**Instructions to follow**
Locate the string "раздела" throughout the material and copy every line in which it occurs.

**Items**
|---|
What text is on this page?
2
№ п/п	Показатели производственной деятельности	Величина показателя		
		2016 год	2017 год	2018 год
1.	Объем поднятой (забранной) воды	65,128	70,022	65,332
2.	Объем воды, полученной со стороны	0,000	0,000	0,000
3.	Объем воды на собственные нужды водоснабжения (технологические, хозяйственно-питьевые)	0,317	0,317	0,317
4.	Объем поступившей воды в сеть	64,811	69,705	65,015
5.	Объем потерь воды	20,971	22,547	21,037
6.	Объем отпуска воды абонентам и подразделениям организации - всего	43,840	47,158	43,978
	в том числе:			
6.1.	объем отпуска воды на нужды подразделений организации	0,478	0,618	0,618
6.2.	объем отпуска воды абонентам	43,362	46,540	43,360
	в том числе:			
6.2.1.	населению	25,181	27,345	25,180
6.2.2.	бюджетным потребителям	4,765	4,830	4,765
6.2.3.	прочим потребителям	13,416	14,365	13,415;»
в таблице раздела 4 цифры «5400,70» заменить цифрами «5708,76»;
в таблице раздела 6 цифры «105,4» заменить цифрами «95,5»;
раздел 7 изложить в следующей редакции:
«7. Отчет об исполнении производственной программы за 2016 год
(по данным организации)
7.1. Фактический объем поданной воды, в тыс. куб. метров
|---|
**Task output**
в таблице раздела 4 цифры «5400,70» заменить цифрами «5708,76»;
в таблице раздела 6 цифры «105,4» заменить цифрами «95,5»;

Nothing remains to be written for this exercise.